** START **

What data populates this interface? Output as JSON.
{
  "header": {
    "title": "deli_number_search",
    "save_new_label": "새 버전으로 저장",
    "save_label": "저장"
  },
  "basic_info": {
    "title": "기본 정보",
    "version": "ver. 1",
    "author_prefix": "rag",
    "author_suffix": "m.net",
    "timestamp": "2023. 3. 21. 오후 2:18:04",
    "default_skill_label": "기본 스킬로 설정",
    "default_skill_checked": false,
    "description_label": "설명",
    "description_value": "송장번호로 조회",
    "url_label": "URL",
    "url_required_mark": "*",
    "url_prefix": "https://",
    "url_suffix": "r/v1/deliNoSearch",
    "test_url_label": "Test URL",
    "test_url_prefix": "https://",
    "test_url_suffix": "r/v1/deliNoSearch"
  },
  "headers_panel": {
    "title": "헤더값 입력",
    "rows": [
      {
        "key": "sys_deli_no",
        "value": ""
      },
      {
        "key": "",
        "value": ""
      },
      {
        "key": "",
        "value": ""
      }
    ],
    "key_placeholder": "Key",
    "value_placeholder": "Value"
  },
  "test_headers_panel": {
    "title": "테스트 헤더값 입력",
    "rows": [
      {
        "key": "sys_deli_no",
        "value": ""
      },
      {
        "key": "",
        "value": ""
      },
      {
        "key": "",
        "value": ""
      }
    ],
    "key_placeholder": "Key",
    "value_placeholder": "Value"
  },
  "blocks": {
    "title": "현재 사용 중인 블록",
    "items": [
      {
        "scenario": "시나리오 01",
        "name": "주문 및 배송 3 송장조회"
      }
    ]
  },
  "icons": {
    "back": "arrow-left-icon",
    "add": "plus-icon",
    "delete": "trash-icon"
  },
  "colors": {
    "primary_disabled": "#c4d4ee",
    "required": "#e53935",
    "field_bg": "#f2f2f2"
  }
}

** END **

Transcribe the full listing above without leaving anything out.

Final answer >>
What data populates this interface? Output as JSON.
{
  "header": {
    "title": "deli_number_search",
    "save_new_label": "새 버전으로 저장",
    "save_label": "저장"
  },
  "basic_info": {
    "title": "기본 정보",
    "version": "ver. 1",
    "author_prefix": "rag",
    "author_suffix": "m.net",
    "timestamp": "2023. 3. 21. 오후 2:18:04",
    "default_skill_label": "기본 스킬로 설정",
    "default_skill_checked": false,
    "description_label": "설명",
    "description_value": "송장번호로 조회",
    "url_label": "URL",
    "url_required_mark": "*",
    "url_prefix": "https://",
    "url_suffix": "r/v1/deliNoSearch",
    "test_url_label": "Test URL",
    "test_url_prefix": "https://",
    "test_url_suffix": "r/v1/deliNoSearch"
  },
  "headers_panel": {
    "title": "헤더값 입력",
    "rows": [
      {
        "key": "sys_deli_no",
        "value": ""
      },
      {
        "key": "",
        "value": ""
      },
      {
        "key": "",
        "value": ""
      }
    ],
    "key_placeholder": "Key",
    "value_placeholder": "Value"
  },
  "test_headers_panel": {
    "title": "테스트 헤더값 입력",
    "rows": [
      {
        "key": "sys_deli_no",
        "value": ""
      },
      {
        "key": "",
        "value": ""
      },
      {
        "key": "",
        "value": ""
      }
    ],
    "key_placeholder": "Key",
    "value_placeholder": "Value"
  },
  "blocks": {
    "title": "현재 사용 중인 블록",
    "items": [
      {
        "scenario": "시나리오 01",
        "name": "주문 및 배송 3 송장조회"
      }
    ]
  },
  "icons": {
    "back": "arrow-left-icon",
    "add": "plus-icon",
    "delete": "trash-icon"
  },
  "colors": {
    "primary_disabled": "#c4d4ee",
    "required": "#e53935",
    "field_bg": "#f2f2f2"
  }
}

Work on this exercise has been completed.